> _Task prompt_:
Apart from the pictures, print the data below exactly as given.

> _Records for the exercise_:

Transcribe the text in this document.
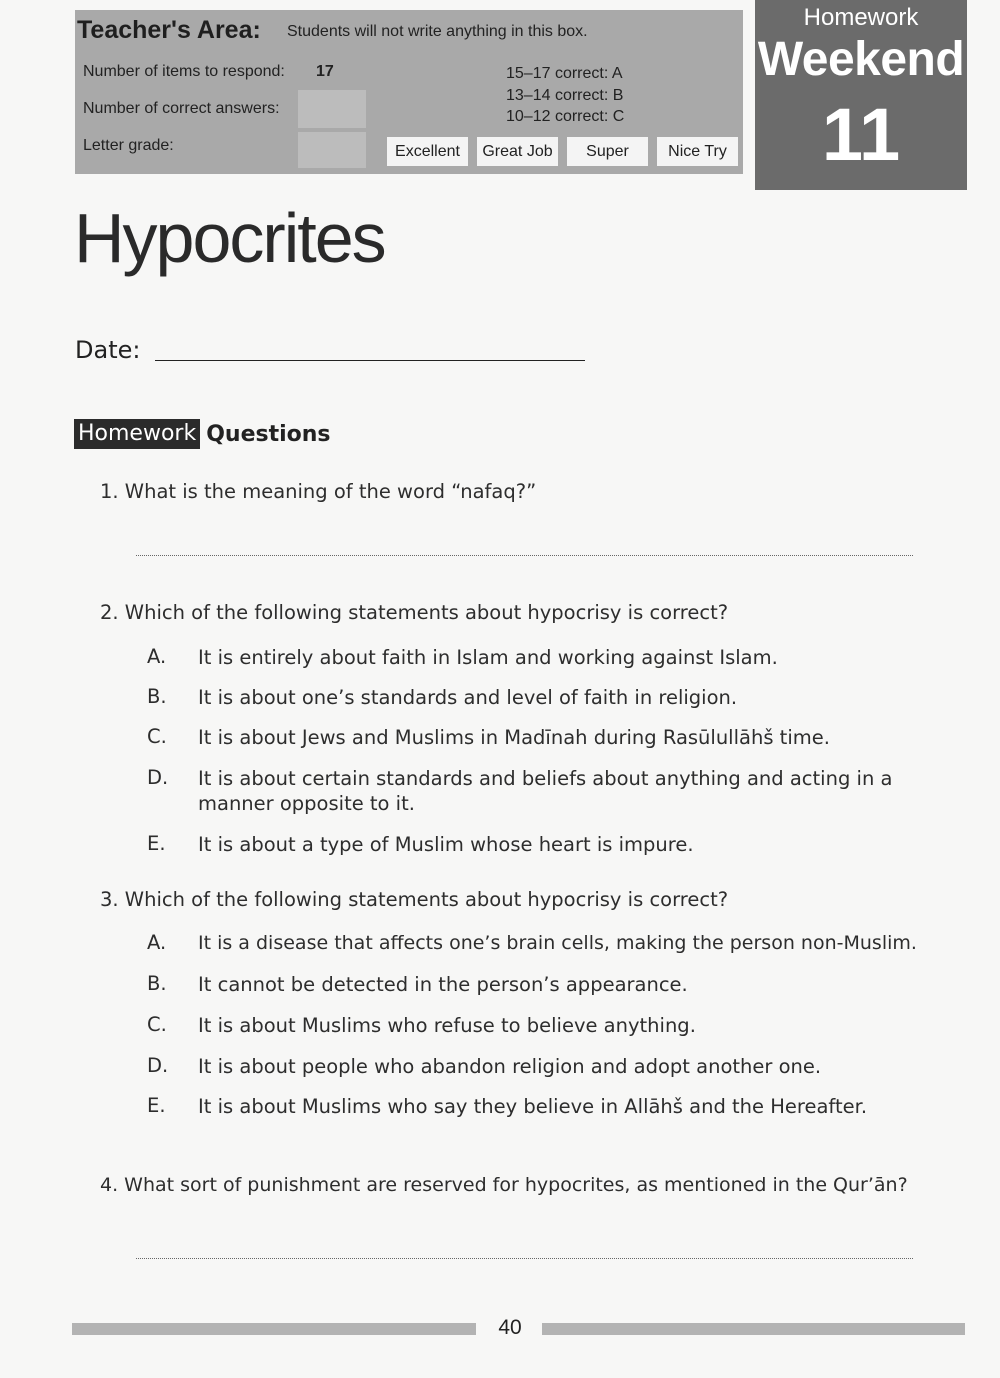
Teacher's Area: Students will not write anything in this box.
Number of items to respond: 17
Number of correct answers:
Letter grade:
15–17 correct: A
13–14 correct: B
10–12 correct: C
Excellent	Great Job	Super	Nice Try
Homework
Weekend
11
Hypocrites
Date:
Homework Questions
1. What is the meaning of the word “nafaq?”
2. Which of the following statements about hypocrisy is correct?
A. It is entirely about faith in Islam and working against Islam.
B. It is about one’s standards and level of faith in religion.
C. It is about Jews and Muslims in Madīnah during Rasūlullāhš time.
D. It is about certain standards and beliefs about anything and acting in a manner opposite to it.
E. It is about a type of Muslim whose heart is impure.
3. Which of the following statements about hypocrisy is correct?
A. It is a disease that affects one’s brain cells, making the person non-Muslim.
B. It cannot be detected in the person’s appearance.
C. It is about Muslims who refuse to believe anything.
D. It is about people who abandon religion and adopt another one.
E. It is about Muslims who say they believe in Allāhš and the Hereafter.
4. What sort of punishment are reserved for hypocrites, as mentioned in the Qur’ān?
40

> _Result for this exercise_:
Transcribe the text in this document.
Teacher's Area: Students will not write anything in this box.
Number of items to respond: 17
Number of correct answers:
Letter grade:
15–17 correct: A
13–14 correct: B
10–12 correct: C
Excellent	Great Job	Super	Nice Try
Homework
Weekend
11
Hypocrites
Date:
Homework Questions
1. What is the meaning of the word “nafaq?”
2. Which of the following statements about hypocrisy is correct?
A. It is entirely about faith in Islam and working against Islam.
B. It is about one’s standards and level of faith in religion.
C. It is about Jews and Muslims in Madīnah during Rasūlullāhš time.
D. It is about certain standards and beliefs about anything and acting in a manner opposite to it.
E. It is about a type of Muslim whose heart is impure.
3. Which of the following statements about hypocrisy is correct?
A. It is a disease that affects one’s brain cells, making the person non-Muslim.
B. It cannot be detected in the person’s appearance.
C. It is about Muslims who refuse to believe anything.
D. It is about people who abandon religion and adopt another one.
E. It is about Muslims who say they believe in Allāhš and the Hereafter.
4. What sort of punishment are reserved for hypocrites, as mentioned in the Qur’ān?
40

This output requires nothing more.